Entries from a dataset

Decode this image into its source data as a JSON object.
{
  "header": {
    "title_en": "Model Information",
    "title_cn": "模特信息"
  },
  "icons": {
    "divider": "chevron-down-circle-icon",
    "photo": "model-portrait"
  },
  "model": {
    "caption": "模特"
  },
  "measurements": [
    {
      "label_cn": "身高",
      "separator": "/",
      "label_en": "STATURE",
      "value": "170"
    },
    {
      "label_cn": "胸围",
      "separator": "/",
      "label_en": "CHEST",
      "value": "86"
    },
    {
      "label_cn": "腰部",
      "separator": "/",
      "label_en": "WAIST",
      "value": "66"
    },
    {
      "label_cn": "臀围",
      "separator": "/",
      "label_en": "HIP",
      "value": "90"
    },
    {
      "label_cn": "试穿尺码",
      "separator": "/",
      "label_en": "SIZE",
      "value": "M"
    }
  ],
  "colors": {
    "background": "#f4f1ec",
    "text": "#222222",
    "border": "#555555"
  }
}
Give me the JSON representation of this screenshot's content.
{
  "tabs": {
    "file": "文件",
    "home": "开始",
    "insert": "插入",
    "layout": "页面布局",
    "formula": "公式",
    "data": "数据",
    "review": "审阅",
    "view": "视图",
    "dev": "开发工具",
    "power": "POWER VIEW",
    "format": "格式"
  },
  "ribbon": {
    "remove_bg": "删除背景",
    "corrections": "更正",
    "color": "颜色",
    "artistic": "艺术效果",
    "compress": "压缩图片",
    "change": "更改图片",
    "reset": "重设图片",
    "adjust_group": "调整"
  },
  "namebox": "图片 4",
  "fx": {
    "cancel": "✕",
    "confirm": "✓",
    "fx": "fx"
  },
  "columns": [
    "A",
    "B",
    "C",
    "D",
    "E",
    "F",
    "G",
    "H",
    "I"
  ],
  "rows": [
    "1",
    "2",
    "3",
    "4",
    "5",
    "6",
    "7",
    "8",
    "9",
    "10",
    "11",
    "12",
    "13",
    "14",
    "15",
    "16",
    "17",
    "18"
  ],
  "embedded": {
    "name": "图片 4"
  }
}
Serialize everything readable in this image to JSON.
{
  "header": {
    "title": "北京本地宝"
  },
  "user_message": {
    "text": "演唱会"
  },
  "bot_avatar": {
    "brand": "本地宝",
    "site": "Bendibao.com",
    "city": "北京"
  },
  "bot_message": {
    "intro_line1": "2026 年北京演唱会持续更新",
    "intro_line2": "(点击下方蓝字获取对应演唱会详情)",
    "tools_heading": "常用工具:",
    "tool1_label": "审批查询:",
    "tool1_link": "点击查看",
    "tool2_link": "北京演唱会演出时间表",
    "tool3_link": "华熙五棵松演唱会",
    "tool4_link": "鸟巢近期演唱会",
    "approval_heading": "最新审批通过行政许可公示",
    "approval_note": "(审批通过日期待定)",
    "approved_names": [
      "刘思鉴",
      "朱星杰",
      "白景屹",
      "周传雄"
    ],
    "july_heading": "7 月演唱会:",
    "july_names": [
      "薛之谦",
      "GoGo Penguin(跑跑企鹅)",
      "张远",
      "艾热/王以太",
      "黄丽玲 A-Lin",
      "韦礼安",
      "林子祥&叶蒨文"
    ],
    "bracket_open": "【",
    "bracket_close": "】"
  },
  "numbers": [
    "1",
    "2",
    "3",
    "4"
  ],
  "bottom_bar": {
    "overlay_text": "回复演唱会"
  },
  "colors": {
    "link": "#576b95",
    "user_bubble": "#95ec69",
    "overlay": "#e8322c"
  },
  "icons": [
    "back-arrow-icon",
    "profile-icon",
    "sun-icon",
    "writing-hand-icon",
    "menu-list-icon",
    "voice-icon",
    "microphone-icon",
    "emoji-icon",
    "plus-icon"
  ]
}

- Job
Each record should come back exactly as written.

- Solved problem
Decode this image into its source data as a JSON object.
{
  "header": {
    "title_en": "Model Information",
    "title_cn": "模特信息"
  },
  "icons": {
    "divider": "chevron-down-circle-icon",
    "photo": "model-portrait"
  },
  "model": {
    "caption": "模特"
  },
  "measurements": [
    {
      "label_cn": "身高",
      "separator": "/",
      "label_en": "STATURE",
      "value": "170"
    },
    {
      "label_cn": "胸围",
      "separator": "/",
      "label_en": "CHEST",
      "value": "86"
    },
    {
      "label_cn": "腰部",
      "separator": "/",
      "label_en": "WAIST",
      "value": "66"
    },
    {
      "label_cn": "臀围",
      "separator": "/",
      "label_en": "HIP",
      "value": "90"
    },
    {
      "label_cn": "试穿尺码",
      "separator": "/",
      "label_en": "SIZE",
      "value": "M"
    }
  ],
  "colors": {
    "background": "#f4f1ec",
    "text": "#222222",
    "border": "#555555"
  }
}
Give me the JSON representation of this screenshot's content.
{
  "tabs": {
    "file": "文件",
    "home": "开始",
    "insert": "插入",
    "layout": "页面布局",
    "formula": "公式",
    "data": "数据",
    "review": "审阅",
    "view": "视图",
    "dev": "开发工具",
    "power": "POWER VIEW",
    "format": "格式"
  },
  "ribbon": {
    "remove_bg": "删除背景",
    "corrections": "更正",
    "color": "颜色",
    "artistic": "艺术效果",
    "compress": "压缩图片",
    "change": "更改图片",
    "reset": "重设图片",
    "adjust_group": "调整"
  },
  "namebox": "图片 4",
  "fx": {
    "cancel": "✕",
    "confirm": "✓",
    "fx": "fx"
  },
  "columns": [
    "A",
    "B",
    "C",
    "D",
    "E",
    "F",
    "G",
    "H",
    "I"
  ],
  "rows": [
    "1",
    "2",
    "3",
    "4",
    "5",
    "6",
    "7",
    "8",
    "9",
    "10",
    "11",
    "12",
    "13",
    "14",
    "15",
    "16",
    "17",
    "18"
  ],
  "embedded": {
    "name": "图片 4"
  }
}
Serialize everything readable in this image to JSON.
{
  "header": {
    "title": "北京本地宝"
  },
  "user_message": {
    "text": "演唱会"
  },
  "bot_avatar": {
    "brand": "本地宝",
    "site": "Bendibao.com",
    "city": "北京"
  },
  "bot_message": {
    "intro_line1": "2026 年北京演唱会持续更新",
    "intro_line2": "(点击下方蓝字获取对应演唱会详情)",
    "tools_heading": "常用工具:",
    "tool1_label": "审批查询:",
    "tool1_link": "点击查看",
    "tool2_link": "北京演唱会演出时间表",
    "tool3_link": "华熙五棵松演唱会",
    "tool4_link": "鸟巢近期演唱会",
    "approval_heading": "最新审批通过行政许可公示",
    "approval_note": "(审批通过日期待定)",
    "approved_names": [
      "刘思鉴",
      "朱星杰",
      "白景屹",
      "周传雄"
    ],
    "july_heading": "7 月演唱会:",
    "july_names": [
      "薛之谦",
      "GoGo Penguin(跑跑企鹅)",
      "张远",
      "艾热/王以太",
      "黄丽玲 A-Lin",
      "韦礼安",
      "林子祥&叶蒨文"
    ],
    "bracket_open": "【",
    "bracket_close": "】"
  },
  "numbers": [
    "1",
    "2",
    "3",
    "4"
  ],
  "bottom_bar": {
    "overlay_text": "回复演唱会"
  },
  "colors": {
    "link": "#576b95",
    "user_bubble": "#95ec69",
    "overlay": "#e8322c"
  },
  "icons": [
    "back-arrow-icon",
    "profile-icon",
    "sun-icon",
    "writing-hand-icon",
    "menu-list-icon",
    "voice-icon",
    "microphone-icon",
    "emoji-icon",
    "plus-icon"
  ]
}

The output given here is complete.